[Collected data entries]

* begin *

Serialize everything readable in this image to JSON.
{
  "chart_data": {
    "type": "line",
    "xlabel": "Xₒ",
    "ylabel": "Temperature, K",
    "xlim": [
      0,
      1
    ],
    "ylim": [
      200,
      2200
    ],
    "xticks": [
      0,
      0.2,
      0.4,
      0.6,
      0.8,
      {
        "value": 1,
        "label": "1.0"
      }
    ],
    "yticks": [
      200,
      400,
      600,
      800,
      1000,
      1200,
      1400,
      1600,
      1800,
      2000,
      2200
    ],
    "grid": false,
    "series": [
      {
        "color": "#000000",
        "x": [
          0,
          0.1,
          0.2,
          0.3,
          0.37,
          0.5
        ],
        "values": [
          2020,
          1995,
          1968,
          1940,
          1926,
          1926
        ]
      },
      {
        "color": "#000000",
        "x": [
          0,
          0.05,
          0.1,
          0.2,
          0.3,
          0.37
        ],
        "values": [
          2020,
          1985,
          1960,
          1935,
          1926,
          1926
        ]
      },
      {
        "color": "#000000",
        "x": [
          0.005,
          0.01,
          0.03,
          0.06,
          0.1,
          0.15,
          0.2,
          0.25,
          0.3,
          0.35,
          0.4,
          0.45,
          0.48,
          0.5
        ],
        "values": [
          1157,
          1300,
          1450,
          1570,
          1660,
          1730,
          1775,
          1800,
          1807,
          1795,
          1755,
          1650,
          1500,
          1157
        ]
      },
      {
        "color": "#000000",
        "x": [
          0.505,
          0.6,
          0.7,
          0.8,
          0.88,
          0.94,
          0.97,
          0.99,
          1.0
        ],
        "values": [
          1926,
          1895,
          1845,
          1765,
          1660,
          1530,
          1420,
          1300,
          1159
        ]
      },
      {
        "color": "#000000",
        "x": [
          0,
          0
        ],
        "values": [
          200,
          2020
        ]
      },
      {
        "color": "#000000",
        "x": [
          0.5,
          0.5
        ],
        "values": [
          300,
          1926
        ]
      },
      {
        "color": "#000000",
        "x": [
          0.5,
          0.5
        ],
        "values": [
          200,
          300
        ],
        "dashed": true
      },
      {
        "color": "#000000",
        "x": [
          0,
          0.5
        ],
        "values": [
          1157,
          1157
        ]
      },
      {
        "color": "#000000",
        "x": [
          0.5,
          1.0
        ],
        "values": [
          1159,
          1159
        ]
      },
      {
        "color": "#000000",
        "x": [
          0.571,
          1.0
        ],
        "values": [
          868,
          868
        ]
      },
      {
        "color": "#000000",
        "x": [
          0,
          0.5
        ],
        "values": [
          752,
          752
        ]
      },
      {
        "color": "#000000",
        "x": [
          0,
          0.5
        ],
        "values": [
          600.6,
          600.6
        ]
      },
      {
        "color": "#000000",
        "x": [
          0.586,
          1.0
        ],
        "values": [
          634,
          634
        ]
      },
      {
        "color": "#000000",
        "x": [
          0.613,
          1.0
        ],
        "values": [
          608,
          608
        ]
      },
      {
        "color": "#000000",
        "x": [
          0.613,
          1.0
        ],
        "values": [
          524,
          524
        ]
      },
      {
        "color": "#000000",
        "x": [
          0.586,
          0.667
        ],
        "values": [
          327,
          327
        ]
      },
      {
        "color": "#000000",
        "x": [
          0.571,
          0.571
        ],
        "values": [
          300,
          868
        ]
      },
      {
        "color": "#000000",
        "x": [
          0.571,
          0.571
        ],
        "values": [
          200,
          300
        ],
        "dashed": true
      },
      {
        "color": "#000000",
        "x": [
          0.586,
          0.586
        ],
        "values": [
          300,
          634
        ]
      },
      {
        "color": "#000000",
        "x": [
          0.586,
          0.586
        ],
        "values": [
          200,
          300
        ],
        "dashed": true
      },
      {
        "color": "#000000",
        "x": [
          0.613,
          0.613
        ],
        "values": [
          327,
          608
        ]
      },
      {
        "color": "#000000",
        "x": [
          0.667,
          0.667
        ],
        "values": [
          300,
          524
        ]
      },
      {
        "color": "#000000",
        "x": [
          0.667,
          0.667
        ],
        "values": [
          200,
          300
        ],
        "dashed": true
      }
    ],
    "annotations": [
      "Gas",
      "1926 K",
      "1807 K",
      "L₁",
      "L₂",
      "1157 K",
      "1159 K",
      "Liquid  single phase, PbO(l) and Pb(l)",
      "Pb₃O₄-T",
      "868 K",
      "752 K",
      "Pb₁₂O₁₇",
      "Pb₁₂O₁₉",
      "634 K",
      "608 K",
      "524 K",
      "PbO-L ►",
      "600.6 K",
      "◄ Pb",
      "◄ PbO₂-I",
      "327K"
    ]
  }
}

* end *

# Your instructions:
Make an exact copy of all the data.

# Result:
Serialize everything readable in this image to JSON.
{
  "chart_data": {
    "type": "line",
    "xlabel": "Xₒ",
    "ylabel": "Temperature, K",
    "xlim": [
      0,
      1
    ],
    "ylim": [
      200,
      2200
    ],
    "xticks": [
      0,
      0.2,
      0.4,
      0.6,
      0.8,
      {
        "value": 1,
        "label": "1.0"
      }
    ],
    "yticks": [
      200,
      400,
      600,
      800,
      1000,
      1200,
      1400,
      1600,
      1800,
      2000,
      2200
    ],
    "grid": false,
    "series": [
      {
        "color": "#000000",
        "x": [
          0,
          0.1,
          0.2,
          0.3,
          0.37,
          0.5
        ],
        "values": [
          2020,
          1995,
          1968,
          1940,
          1926,
          1926
        ]
      },
      {
        "color": "#000000",
        "x": [
          0,
          0.05,
          0.1,
          0.2,
          0.3,
          0.37
        ],
        "values": [
          2020,
          1985,
          1960,
          1935,
          1926,
          1926
        ]
      },
      {
        "color": "#000000",
        "x": [
          0.005,
          0.01,
          0.03,
          0.06,
          0.1,
          0.15,
          0.2,
          0.25,
          0.3,
          0.35,
          0.4,
          0.45,
          0.48,
          0.5
        ],
        "values": [
          1157,
          1300,
          1450,
          1570,
          1660,
          1730,
          1775,
          1800,
          1807,
          1795,
          1755,
          1650,
          1500,
          1157
        ]
      },
      {
        "color": "#000000",
        "x": [
          0.505,
          0.6,
          0.7,
          0.8,
          0.88,
          0.94,
          0.97,
          0.99,
          1.0
        ],
        "values": [
          1926,
          1895,
          1845,
          1765,
          1660,
          1530,
          1420,
          1300,
          1159
        ]
      },
      {
        "color": "#000000",
        "x": [
          0,
          0
        ],
        "values": [
          200,
          2020
        ]
      },
      {
        "color": "#000000",
        "x": [
          0.5,
          0.5
        ],
        "values": [
          300,
          1926
        ]
      },
      {
        "color": "#000000",
        "x": [
          0.5,
          0.5
        ],
        "values": [
          200,
          300
        ],
        "dashed": true
      },
      {
        "color": "#000000",
        "x": [
          0,
          0.5
        ],
        "values": [
          1157,
          1157
        ]
      },
      {
        "color": "#000000",
        "x": [
          0.5,
          1.0
        ],
        "values": [
          1159,
          1159
        ]
      },
      {
        "color": "#000000",
        "x": [
          0.571,
          1.0
        ],
        "values": [
          868,
          868
        ]
      },
      {
        "color": "#000000",
        "x": [
          0,
          0.5
        ],
        "values": [
          752,
          752
        ]
      },
      {
        "color": "#000000",
        "x": [
          0,
          0.5
        ],
        "values": [
          600.6,
          600.6
        ]
      },
      {
        "color": "#000000",
        "x": [
          0.586,
          1.0
        ],
        "values": [
          634,
          634
        ]
      },
      {
        "color": "#000000",
        "x": [
          0.613,
          1.0
        ],
        "values": [
          608,
          608
        ]
      },
      {
        "color": "#000000",
        "x": [
          0.613,
          1.0
        ],
        "values": [
          524,
          524
        ]
      },
      {
        "color": "#000000",
        "x": [
          0.586,
          0.667
        ],
        "values": [
          327,
          327
        ]
      },
      {
        "color": "#000000",
        "x": [
          0.571,
          0.571
        ],
        "values": [
          300,
          868
        ]
      },
      {
        "color": "#000000",
        "x": [
          0.571,
          0.571
        ],
        "values": [
          200,
          300
        ],
        "dashed": true
      },
      {
        "color": "#000000",
        "x": [
          0.586,
          0.586
        ],
        "values": [
          300,
          634
        ]
      },
      {
        "color": "#000000",
        "x": [
          0.586,
          0.586
        ],
        "values": [
          200,
          300
        ],
        "dashed": true
      },
      {
        "color": "#000000",
        "x": [
          0.613,
          0.613
        ],
        "values": [
          327,
          608
        ]
      },
      {
        "color": "#000000",
        "x": [
          0.667,
          0.667
        ],
        "values": [
          300,
          524
        ]
      },
      {
        "color": "#000000",
        "x": [
          0.667,
          0.667
        ],
        "values": [
          200,
          300
        ],
        "dashed": true
      }
    ],
    "annotations": [
      "Gas",
      "1926 K",
      "1807 K",
      "L₁",
      "L₂",
      "1157 K",
      "1159 K",
      "Liquid  single phase, PbO(l) and Pb(l)",
      "Pb₃O₄-T",
      "868 K",
      "752 K",
      "Pb₁₂O₁₇",
      "Pb₁₂O₁₉",
      "634 K",
      "608 K",
      "524 K",
      "PbO-L ►",
      "600.6 K",
      "◄ Pb",
      "◄ PbO₂-I",
      "327K"
    ]
  }
}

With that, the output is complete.